• _Requirements_: Print the entries verbatim, leaving out the images they contain.

(Stored data)
▬▬▬▬▬▬▬▬▬▬
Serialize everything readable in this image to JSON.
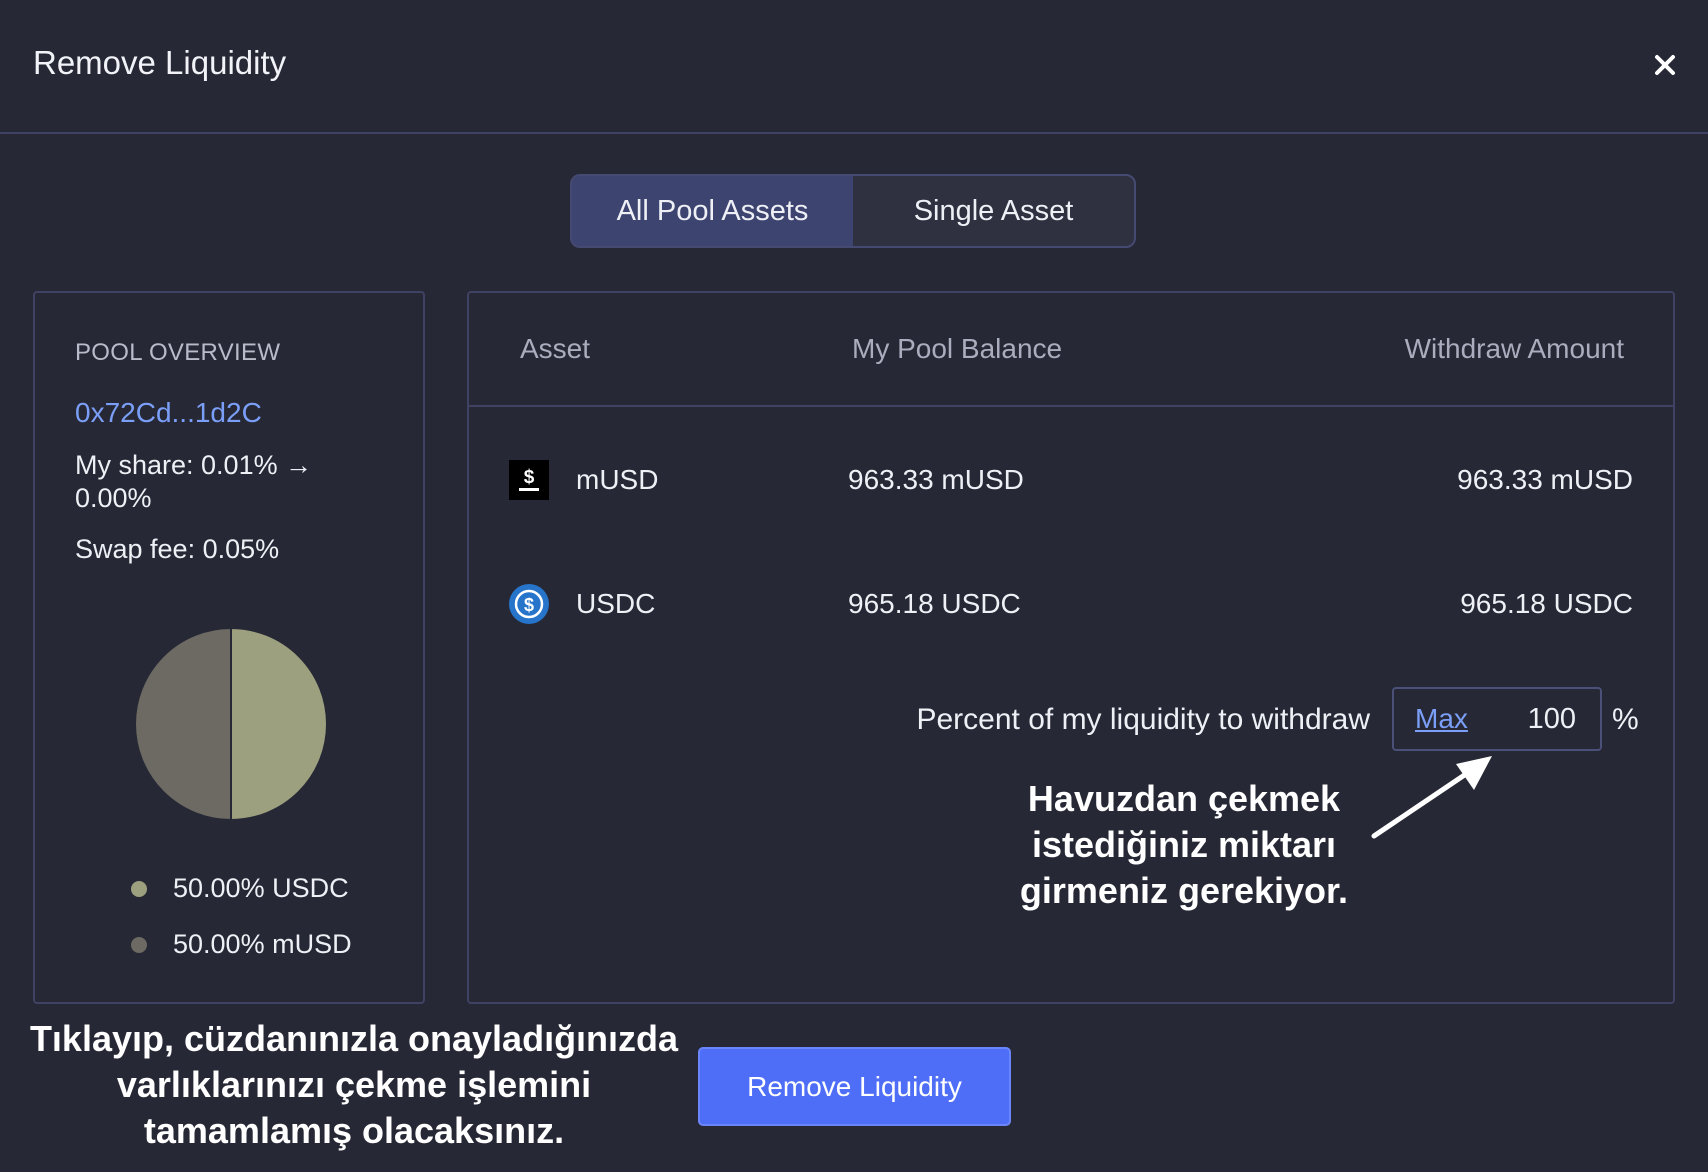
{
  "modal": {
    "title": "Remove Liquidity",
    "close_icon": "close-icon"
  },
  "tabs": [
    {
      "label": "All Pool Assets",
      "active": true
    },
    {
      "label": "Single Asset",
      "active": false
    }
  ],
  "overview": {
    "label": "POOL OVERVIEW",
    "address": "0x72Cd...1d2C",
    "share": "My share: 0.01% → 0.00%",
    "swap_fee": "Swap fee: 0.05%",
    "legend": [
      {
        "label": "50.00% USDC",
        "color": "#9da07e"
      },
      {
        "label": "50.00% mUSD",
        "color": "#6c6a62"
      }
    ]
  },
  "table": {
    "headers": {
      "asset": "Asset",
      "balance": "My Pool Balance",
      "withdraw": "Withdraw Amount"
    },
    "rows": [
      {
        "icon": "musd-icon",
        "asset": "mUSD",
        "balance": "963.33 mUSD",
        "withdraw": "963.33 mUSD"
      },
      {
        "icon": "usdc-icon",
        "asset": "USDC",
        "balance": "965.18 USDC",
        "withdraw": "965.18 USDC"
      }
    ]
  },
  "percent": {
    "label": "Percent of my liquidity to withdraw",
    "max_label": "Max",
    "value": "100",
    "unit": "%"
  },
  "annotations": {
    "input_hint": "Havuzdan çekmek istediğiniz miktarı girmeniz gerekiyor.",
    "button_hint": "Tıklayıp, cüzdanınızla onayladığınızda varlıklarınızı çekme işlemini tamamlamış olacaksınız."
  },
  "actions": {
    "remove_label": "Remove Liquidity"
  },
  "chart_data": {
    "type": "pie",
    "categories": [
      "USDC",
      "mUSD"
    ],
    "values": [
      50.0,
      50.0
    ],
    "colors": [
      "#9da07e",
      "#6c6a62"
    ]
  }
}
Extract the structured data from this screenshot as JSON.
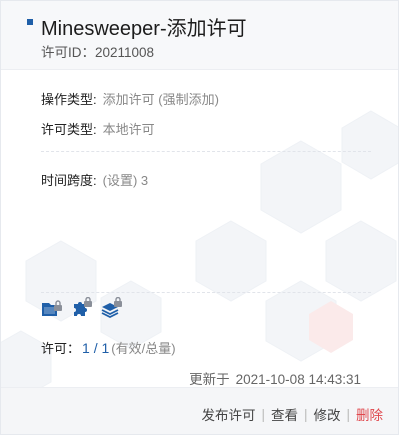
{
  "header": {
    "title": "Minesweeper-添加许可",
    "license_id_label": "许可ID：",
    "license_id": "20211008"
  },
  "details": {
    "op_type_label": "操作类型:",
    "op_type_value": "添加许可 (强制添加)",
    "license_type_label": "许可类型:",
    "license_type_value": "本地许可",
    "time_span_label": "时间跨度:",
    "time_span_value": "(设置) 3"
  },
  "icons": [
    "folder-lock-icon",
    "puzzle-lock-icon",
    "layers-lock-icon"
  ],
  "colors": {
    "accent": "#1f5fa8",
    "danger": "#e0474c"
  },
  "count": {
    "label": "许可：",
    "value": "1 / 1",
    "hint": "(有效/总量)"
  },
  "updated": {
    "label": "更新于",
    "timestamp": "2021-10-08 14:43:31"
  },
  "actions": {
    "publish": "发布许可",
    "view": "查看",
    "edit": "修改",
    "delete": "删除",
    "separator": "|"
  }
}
▬▬▬▬▬▬▬▬▬▬
• _Task answer_:
Serialize everything readable in this image to JSON.
{
  "modal": {
    "title": "Remove Liquidity",
    "close_icon": "close-icon"
  },
  "tabs": [
    {
      "label": "All Pool Assets",
      "active": true
    },
    {
      "label": "Single Asset",
      "active": false
    }
  ],
  "overview": {
    "label": "POOL OVERVIEW",
    "address": "0x72Cd...1d2C",
    "share": "My share: 0.01% → 0.00%",
    "swap_fee": "Swap fee: 0.05%",
    "legend": [
      {
        "label": "50.00% USDC",
        "color": "#9da07e"
      },
      {
        "label": "50.00% mUSD",
        "color": "#6c6a62"
      }
    ]
  },
  "table": {
    "headers": {
      "asset": "Asset",
      "balance": "My Pool Balance",
      "withdraw": "Withdraw Amount"
    },
    "rows": [
      {
        "icon": "musd-icon",
        "asset": "mUSD",
        "balance": "963.33 mUSD",
        "withdraw": "963.33 mUSD"
      },
      {
        "icon": "usdc-icon",
        "asset": "USDC",
        "balance": "965.18 USDC",
        "withdraw": "965.18 USDC"
      }
    ]
  },
  "percent": {
    "label": "Percent of my liquidity to withdraw",
    "max_label": "Max",
    "value": "100",
    "unit": "%"
  },
  "annotations": {
    "input_hint": "Havuzdan çekmek istediğiniz miktarı girmeniz gerekiyor.",
    "button_hint": "Tıklayıp, cüzdanınızla onayladığınızda varlıklarınızı çekme işlemini tamamlamış olacaksınız."
  },
  "actions": {
    "remove_label": "Remove Liquidity"
  },
  "chart_data": {
    "type": "pie",
    "categories": [
      "USDC",
      "mUSD"
    ],
    "values": [
      50.0,
      50.0
    ],
    "colors": [
      "#9da07e",
      "#6c6a62"
    ]
  }
}
Extract the structured data from this screenshot as JSON.
{
  "header": {
    "title": "Minesweeper-添加许可",
    "license_id_label": "许可ID：",
    "license_id": "20211008"
  },
  "details": {
    "op_type_label": "操作类型:",
    "op_type_value": "添加许可 (强制添加)",
    "license_type_label": "许可类型:",
    "license_type_value": "本地许可",
    "time_span_label": "时间跨度:",
    "time_span_value": "(设置) 3"
  },
  "icons": [
    "folder-lock-icon",
    "puzzle-lock-icon",
    "layers-lock-icon"
  ],
  "colors": {
    "accent": "#1f5fa8",
    "danger": "#e0474c"
  },
  "count": {
    "label": "许可：",
    "value": "1 / 1",
    "hint": "(有效/总量)"
  },
  "updated": {
    "label": "更新于",
    "timestamp": "2021-10-08 14:43:31"
  },
  "actions": {
    "publish": "发布许可",
    "view": "查看",
    "edit": "修改",
    "delete": "删除",
    "separator": "|"
  }
}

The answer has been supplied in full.